## Required task:
Give the data a second time, exactly and in full.

(Raw records)

start

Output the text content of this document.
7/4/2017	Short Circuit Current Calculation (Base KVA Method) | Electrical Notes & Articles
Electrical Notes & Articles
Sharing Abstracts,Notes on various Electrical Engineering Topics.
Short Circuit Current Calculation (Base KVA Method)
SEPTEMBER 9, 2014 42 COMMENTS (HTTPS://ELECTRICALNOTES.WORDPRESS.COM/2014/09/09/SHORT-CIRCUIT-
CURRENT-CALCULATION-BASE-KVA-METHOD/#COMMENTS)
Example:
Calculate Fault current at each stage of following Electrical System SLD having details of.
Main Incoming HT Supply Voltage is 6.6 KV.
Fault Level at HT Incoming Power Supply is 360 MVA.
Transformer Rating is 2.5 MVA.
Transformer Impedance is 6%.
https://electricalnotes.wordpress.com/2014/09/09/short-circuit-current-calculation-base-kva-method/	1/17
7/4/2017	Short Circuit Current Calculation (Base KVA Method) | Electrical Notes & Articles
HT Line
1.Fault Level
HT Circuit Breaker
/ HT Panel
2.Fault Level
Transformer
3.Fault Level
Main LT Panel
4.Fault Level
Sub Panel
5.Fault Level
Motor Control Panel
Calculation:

end

## Finished exercise:
Output the text content of this document.
7/4/2017	Short Circuit Current Calculation (Base KVA Method) | Electrical Notes & Articles
Electrical Notes & Articles
Sharing Abstracts,Notes on various Electrical Engineering Topics.
Short Circuit Current Calculation (Base KVA Method)
SEPTEMBER 9, 2014 42 COMMENTS (HTTPS://ELECTRICALNOTES.WORDPRESS.COM/2014/09/09/SHORT-CIRCUIT-
CURRENT-CALCULATION-BASE-KVA-METHOD/#COMMENTS)
Example:
Calculate Fault current at each stage of following Electrical System SLD having details of.
Main Incoming HT Supply Voltage is 6.6 KV.
Fault Level at HT Incoming Power Supply is 360 MVA.
Transformer Rating is 2.5 MVA.
Transformer Impedance is 6%.
https://electricalnotes.wordpress.com/2014/09/09/short-circuit-current-calculation-base-kva-method/	1/17
7/4/2017	Short Circuit Current Calculation (Base KVA Method) | Electrical Notes & Articles
HT Line
1.Fault Level
HT Circuit Breaker
/ HT Panel
2.Fault Level
Transformer
3.Fault Level
Main LT Panel
4.Fault Level
Sub Panel
5.Fault Level
Motor Control Panel
Calculation:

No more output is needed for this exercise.